Prompt:
All of the records listed below should be retyped exactly.

Dataset excerpt:
+--

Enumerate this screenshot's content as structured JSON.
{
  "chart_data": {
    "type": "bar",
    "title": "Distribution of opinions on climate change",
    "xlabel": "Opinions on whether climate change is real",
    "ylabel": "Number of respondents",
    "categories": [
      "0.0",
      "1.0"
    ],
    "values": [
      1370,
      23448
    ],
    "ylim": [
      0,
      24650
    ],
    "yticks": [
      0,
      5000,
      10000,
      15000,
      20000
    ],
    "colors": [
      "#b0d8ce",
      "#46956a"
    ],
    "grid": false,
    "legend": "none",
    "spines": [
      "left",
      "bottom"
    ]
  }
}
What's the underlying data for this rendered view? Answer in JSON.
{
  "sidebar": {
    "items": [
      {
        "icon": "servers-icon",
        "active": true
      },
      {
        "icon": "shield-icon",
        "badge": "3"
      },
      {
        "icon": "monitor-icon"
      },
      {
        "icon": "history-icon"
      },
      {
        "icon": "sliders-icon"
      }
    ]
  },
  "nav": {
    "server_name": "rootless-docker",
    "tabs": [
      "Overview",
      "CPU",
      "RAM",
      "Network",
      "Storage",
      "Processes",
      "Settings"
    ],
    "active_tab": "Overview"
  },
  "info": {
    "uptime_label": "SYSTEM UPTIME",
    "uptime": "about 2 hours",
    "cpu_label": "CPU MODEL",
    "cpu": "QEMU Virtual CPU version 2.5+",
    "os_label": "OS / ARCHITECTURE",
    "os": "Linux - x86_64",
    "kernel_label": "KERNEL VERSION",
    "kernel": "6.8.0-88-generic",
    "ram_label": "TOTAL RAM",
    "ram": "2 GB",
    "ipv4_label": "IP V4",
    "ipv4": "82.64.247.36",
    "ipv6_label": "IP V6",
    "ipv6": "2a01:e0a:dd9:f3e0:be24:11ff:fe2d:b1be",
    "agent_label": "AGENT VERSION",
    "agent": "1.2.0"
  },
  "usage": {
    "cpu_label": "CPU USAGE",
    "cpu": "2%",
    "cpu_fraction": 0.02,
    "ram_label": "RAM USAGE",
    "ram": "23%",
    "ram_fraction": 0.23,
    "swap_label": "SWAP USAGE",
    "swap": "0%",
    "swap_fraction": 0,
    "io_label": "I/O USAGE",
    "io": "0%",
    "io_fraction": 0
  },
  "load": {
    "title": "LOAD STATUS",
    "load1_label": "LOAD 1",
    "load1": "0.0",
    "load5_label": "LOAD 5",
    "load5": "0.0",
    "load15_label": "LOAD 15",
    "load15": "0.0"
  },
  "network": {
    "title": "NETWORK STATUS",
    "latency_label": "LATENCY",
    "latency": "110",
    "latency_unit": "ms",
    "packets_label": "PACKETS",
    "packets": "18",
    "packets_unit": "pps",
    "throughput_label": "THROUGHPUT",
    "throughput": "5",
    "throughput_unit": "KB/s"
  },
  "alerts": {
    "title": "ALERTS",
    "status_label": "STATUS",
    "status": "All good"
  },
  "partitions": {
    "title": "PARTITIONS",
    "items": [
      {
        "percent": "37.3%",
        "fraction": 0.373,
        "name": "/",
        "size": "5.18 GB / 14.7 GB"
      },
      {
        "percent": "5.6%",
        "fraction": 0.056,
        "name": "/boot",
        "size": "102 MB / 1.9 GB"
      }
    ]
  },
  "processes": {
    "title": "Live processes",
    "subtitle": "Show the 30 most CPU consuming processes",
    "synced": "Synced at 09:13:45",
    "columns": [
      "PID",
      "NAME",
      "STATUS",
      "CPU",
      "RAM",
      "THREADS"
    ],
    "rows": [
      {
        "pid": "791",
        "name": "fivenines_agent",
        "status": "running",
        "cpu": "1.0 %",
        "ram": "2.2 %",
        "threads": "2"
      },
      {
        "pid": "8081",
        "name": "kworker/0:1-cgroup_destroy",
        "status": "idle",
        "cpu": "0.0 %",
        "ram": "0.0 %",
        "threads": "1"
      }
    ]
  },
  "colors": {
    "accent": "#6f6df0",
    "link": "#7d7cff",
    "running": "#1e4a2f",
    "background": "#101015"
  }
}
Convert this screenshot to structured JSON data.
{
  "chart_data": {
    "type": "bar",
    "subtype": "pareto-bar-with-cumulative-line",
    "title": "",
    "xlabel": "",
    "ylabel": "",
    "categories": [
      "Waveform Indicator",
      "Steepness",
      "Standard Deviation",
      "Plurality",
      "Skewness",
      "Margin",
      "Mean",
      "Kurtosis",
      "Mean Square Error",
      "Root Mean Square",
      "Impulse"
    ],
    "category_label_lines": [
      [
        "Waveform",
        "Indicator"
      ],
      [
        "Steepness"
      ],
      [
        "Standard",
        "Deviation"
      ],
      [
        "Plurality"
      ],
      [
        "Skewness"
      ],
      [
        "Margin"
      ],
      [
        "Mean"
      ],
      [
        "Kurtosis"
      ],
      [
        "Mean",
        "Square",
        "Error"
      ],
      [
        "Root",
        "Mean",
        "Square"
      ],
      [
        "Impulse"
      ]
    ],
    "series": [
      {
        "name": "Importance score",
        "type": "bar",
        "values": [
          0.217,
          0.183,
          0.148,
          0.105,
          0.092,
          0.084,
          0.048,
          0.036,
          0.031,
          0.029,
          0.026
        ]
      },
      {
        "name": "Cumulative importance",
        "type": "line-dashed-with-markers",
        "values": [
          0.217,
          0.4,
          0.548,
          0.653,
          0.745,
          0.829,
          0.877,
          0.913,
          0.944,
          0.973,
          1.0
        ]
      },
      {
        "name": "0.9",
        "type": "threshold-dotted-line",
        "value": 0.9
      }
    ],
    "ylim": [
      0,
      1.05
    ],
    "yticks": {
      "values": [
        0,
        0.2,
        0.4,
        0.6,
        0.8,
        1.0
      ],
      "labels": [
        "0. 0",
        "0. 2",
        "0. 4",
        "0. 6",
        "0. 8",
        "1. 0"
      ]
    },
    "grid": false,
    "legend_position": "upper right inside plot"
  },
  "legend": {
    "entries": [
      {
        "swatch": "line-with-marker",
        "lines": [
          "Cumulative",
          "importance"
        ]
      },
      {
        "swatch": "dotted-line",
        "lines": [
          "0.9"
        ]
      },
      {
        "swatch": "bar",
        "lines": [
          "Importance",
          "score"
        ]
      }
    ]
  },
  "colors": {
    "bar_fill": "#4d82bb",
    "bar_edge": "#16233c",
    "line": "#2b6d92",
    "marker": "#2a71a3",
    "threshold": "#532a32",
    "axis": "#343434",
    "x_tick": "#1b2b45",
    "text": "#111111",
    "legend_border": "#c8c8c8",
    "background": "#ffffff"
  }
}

+--

Worked answer:
Enumerate this screenshot's content as structured JSON.
{
  "chart_data": {
    "type": "bar",
    "title": "Distribution of opinions on climate change",
    "xlabel": "Opinions on whether climate change is real",
    "ylabel": "Number of respondents",
    "categories": [
      "0.0",
      "1.0"
    ],
    "values": [
      1370,
      23448
    ],
    "ylim": [
      0,
      24650
    ],
    "yticks": [
      0,
      5000,
      10000,
      15000,
      20000
    ],
    "colors": [
      "#b0d8ce",
      "#46956a"
    ],
    "grid": false,
    "legend": "none",
    "spines": [
      "left",
      "bottom"
    ]
  }
}
What's the underlying data for this rendered view? Answer in JSON.
{
  "sidebar": {
    "items": [
      {
        "icon": "servers-icon",
        "active": true
      },
      {
        "icon": "shield-icon",
        "badge": "3"
      },
      {
        "icon": "monitor-icon"
      },
      {
        "icon": "history-icon"
      },
      {
        "icon": "sliders-icon"
      }
    ]
  },
  "nav": {
    "server_name": "rootless-docker",
    "tabs": [
      "Overview",
      "CPU",
      "RAM",
      "Network",
      "Storage",
      "Processes",
      "Settings"
    ],
    "active_tab": "Overview"
  },
  "info": {
    "uptime_label": "SYSTEM UPTIME",
    "uptime": "about 2 hours",
    "cpu_label": "CPU MODEL",
    "cpu": "QEMU Virtual CPU version 2.5+",
    "os_label": "OS / ARCHITECTURE",
    "os": "Linux - x86_64",
    "kernel_label": "KERNEL VERSION",
    "kernel": "6.8.0-88-generic",
    "ram_label": "TOTAL RAM",
    "ram": "2 GB",
    "ipv4_label": "IP V4",
    "ipv4": "82.64.247.36",
    "ipv6_label": "IP V6",
    "ipv6": "2a01:e0a:dd9:f3e0:be24:11ff:fe2d:b1be",
    "agent_label": "AGENT VERSION",
    "agent": "1.2.0"
  },
  "usage": {
    "cpu_label": "CPU USAGE",
    "cpu": "2%",
    "cpu_fraction": 0.02,
    "ram_label": "RAM USAGE",
    "ram": "23%",
    "ram_fraction": 0.23,
    "swap_label": "SWAP USAGE",
    "swap": "0%",
    "swap_fraction": 0,
    "io_label": "I/O USAGE",
    "io": "0%",
    "io_fraction": 0
  },
  "load": {
    "title": "LOAD STATUS",
    "load1_label": "LOAD 1",
    "load1": "0.0",
    "load5_label": "LOAD 5",
    "load5": "0.0",
    "load15_label": "LOAD 15",
    "load15": "0.0"
  },
  "network": {
    "title": "NETWORK STATUS",
    "latency_label": "LATENCY",
    "latency": "110",
    "latency_unit": "ms",
    "packets_label": "PACKETS",
    "packets": "18",
    "packets_unit": "pps",
    "throughput_label": "THROUGHPUT",
    "throughput": "5",
    "throughput_unit": "KB/s"
  },
  "alerts": {
    "title": "ALERTS",
    "status_label": "STATUS",
    "status": "All good"
  },
  "partitions": {
    "title": "PARTITIONS",
    "items": [
      {
        "percent": "37.3%",
        "fraction": 0.373,
        "name": "/",
        "size": "5.18 GB / 14.7 GB"
      },
      {
        "percent": "5.6%",
        "fraction": 0.056,
        "name": "/boot",
        "size": "102 MB / 1.9 GB"
      }
    ]
  },
  "processes": {
    "title": "Live processes",
    "subtitle": "Show the 30 most CPU consuming processes",
    "synced": "Synced at 09:13:45",
    "columns": [
      "PID",
      "NAME",
      "STATUS",
      "CPU",
      "RAM",
      "THREADS"
    ],
    "rows": [
      {
        "pid": "791",
        "name": "fivenines_agent",
        "status": "running",
        "cpu": "1.0 %",
        "ram": "2.2 %",
        "threads": "2"
      },
      {
        "pid": "8081",
        "name": "kworker/0:1-cgroup_destroy",
        "status": "idle",
        "cpu": "0.0 %",
        "ram": "0.0 %",
        "threads": "1"
      }
    ]
  },
  "colors": {
    "accent": "#6f6df0",
    "link": "#7d7cff",
    "running": "#1e4a2f",
    "background": "#101015"
  }
}
Convert this screenshot to structured JSON data.
{
  "chart_data": {
    "type": "bar",
    "subtype": "pareto-bar-with-cumulative-line",
    "title": "",
    "xlabel": "",
    "ylabel": "",
    "categories": [
      "Waveform Indicator",
      "Steepness",
      "Standard Deviation",
      "Plurality",
      "Skewness",
      "Margin",
      "Mean",
      "Kurtosis",
      "Mean Square Error",
      "Root Mean Square",
      "Impulse"
    ],
    "category_label_lines": [
      [
        "Waveform",
        "Indicator"
      ],
      [
        "Steepness"
      ],
      [
        "Standard",
        "Deviation"
      ],
      [
        "Plurality"
      ],
      [
        "Skewness"
      ],
      [
        "Margin"
      ],
      [
        "Mean"
      ],
      [
        "Kurtosis"
      ],
      [
        "Mean",
        "Square",
        "Error"
      ],
      [
        "Root",
        "Mean",
        "Square"
      ],
      [
        "Impulse"
      ]
    ],
    "series": [
      {
        "name": "Importance score",
        "type": "bar",
        "values": [
          0.217,
          0.183,
          0.148,
          0.105,
          0.092,
          0.084,
          0.048,
          0.036,
          0.031,
          0.029,
          0.026
        ]
      },
      {
        "name": "Cumulative importance",
        "type": "line-dashed-with-markers",
        "values": [
          0.217,
          0.4,
          0.548,
          0.653,
          0.745,
          0.829,
          0.877,
          0.913,
          0.944,
          0.973,
          1.0
        ]
      },
      {
        "name": "0.9",
        "type": "threshold-dotted-line",
        "value": 0.9
      }
    ],
    "ylim": [
      0,
      1.05
    ],
    "yticks": {
      "values": [
        0,
        0.2,
        0.4,
        0.6,
        0.8,
        1.0
      ],
      "labels": [
        "0. 0",
        "0. 2",
        "0. 4",
        "0. 6",
        "0. 8",
        "1. 0"
      ]
    },
    "grid": false,
    "legend_position": "upper right inside plot"
  },
  "legend": {
    "entries": [
      {
        "swatch": "line-with-marker",
        "lines": [
          "Cumulative",
          "importance"
        ]
      },
      {
        "swatch": "dotted-line",
        "lines": [
          "0.9"
        ]
      },
      {
        "swatch": "bar",
        "lines": [
          "Importance",
          "score"
        ]
      }
    ]
  },
  "colors": {
    "bar_fill": "#4d82bb",
    "bar_edge": "#16233c",
    "line": "#2b6d92",
    "marker": "#2a71a3",
    "threshold": "#532a32",
    "axis": "#343434",
    "x_tick": "#1b2b45",
    "text": "#111111",
    "legend_border": "#c8c8c8",
    "background": "#ffffff"
  }
}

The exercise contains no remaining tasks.